Copy nothing but the text: reproduce each line of the listing exactly and leave the pictures out.

** BEGIN Data entries **

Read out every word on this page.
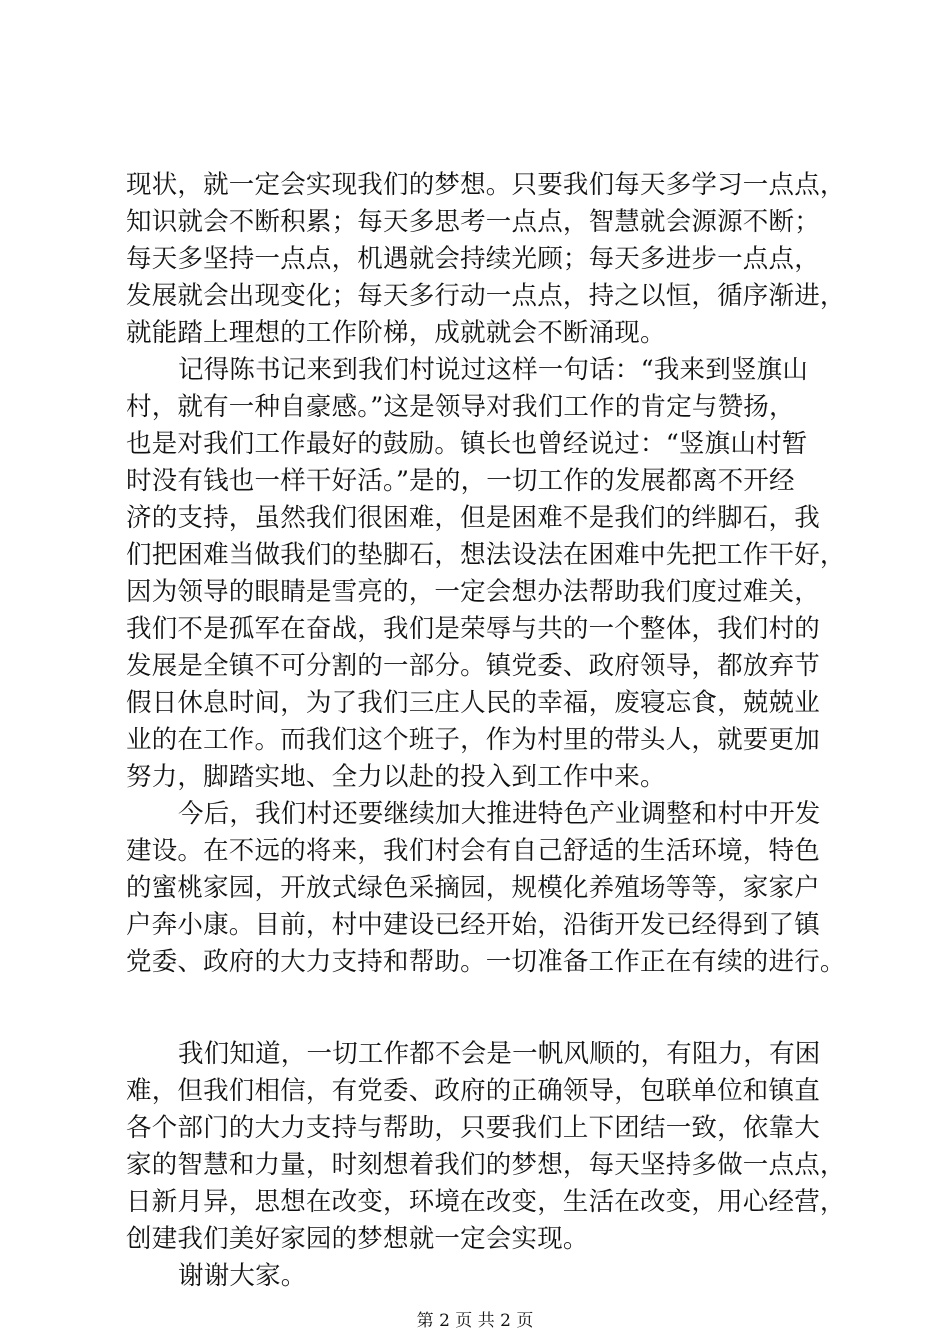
现状，就一定会实现我们的梦想。只要我们每天多学习一点点，
知识就会不断积累；每天多思考一点点，智慧就会源源不断；
每天多坚持一点点，机遇就会持续光顾；每天多进步一点点，
发展就会出现变化；每天多行动一点点，持之以恒，循序渐进，
就能踏上理想的工作阶梯，成就就会不断涌现。
记得陈书记来到我们村说过这样一句话：“我来到竖旗山
村，就有一种自豪感。”这是领导对我们工作的肯定与赞扬，
也是对我们工作最好的鼓励。镇长也曾经说过：“竖旗山村暂
时没有钱也一样干好活。”是的，一切工作的发展都离不开经
济的支持，虽然我们很困难，但是困难不是我们的绊脚石，我
们把困难当做我们的垫脚石，想法设法在困难中先把工作干好，
因为领导的眼睛是雪亮的，一定会想办法帮助我们度过难关，
我们不是孤军在奋战，我们是荣辱与共的一个整体，我们村的
发展是全镇不可分割的一部分。镇党委、政府领导，都放弃节
假日休息时间，为了我们三庄人民的幸福，废寝忘食，兢兢业
业的在工作。而我们这个班子，作为村里的带头人，就要更加
努力，脚踏实地、全力以赴的投入到工作中来。
今后，我们村还要继续加大推进特色产业调整和村中开发
建设。在不远的将来，我们村会有自己舒适的生活环境，特色
的蜜桃家园，开放式绿色采摘园，规模化养殖场等等，家家户
户奔小康。目前，村中建设已经开始，沿街开发已经得到了镇
党委、政府的大力支持和帮助。一切准备工作正在有续的进行。
我们知道，一切工作都不会是一帆风顺的，有阻力，有困
难，但我们相信，有党委、政府的正确领导，包联单位和镇直
各个部门的大力支持与帮助，只要我们上下团结一致，依靠大
家的智慧和力量，时刻想着我们的梦想，每天坚持多做一点点，
日新月异，思想在改变，环境在改变，生活在改变，用心经营，
创建我们美好家园的梦想就一定会实现。
谢谢大家。
第 2 页 共 2 页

** END Data entries **

[Full output]
Read out every word on this page.
现状，就一定会实现我们的梦想。只要我们每天多学习一点点，
知识就会不断积累；每天多思考一点点，智慧就会源源不断；
每天多坚持一点点，机遇就会持续光顾；每天多进步一点点，
发展就会出现变化；每天多行动一点点，持之以恒，循序渐进，
就能踏上理想的工作阶梯，成就就会不断涌现。
记得陈书记来到我们村说过这样一句话：“我来到竖旗山
村，就有一种自豪感。”这是领导对我们工作的肯定与赞扬，
也是对我们工作最好的鼓励。镇长也曾经说过：“竖旗山村暂
时没有钱也一样干好活。”是的，一切工作的发展都离不开经
济的支持，虽然我们很困难，但是困难不是我们的绊脚石，我
们把困难当做我们的垫脚石，想法设法在困难中先把工作干好，
因为领导的眼睛是雪亮的，一定会想办法帮助我们度过难关，
我们不是孤军在奋战，我们是荣辱与共的一个整体，我们村的
发展是全镇不可分割的一部分。镇党委、政府领导，都放弃节
假日休息时间，为了我们三庄人民的幸福，废寝忘食，兢兢业
业的在工作。而我们这个班子，作为村里的带头人，就要更加
努力，脚踏实地、全力以赴的投入到工作中来。
今后，我们村还要继续加大推进特色产业调整和村中开发
建设。在不远的将来，我们村会有自己舒适的生活环境，特色
的蜜桃家园，开放式绿色采摘园，规模化养殖场等等，家家户
户奔小康。目前，村中建设已经开始，沿街开发已经得到了镇
党委、政府的大力支持和帮助。一切准备工作正在有续的进行。
我们知道，一切工作都不会是一帆风顺的，有阻力，有困
难，但我们相信，有党委、政府的正确领导，包联单位和镇直
各个部门的大力支持与帮助，只要我们上下团结一致，依靠大
家的智慧和力量，时刻想着我们的梦想，每天坚持多做一点点，
日新月异，思想在改变，环境在改变，生活在改变，用心经营，
创建我们美好家园的梦想就一定会实现。
谢谢大家。
第 2 页 共 2 页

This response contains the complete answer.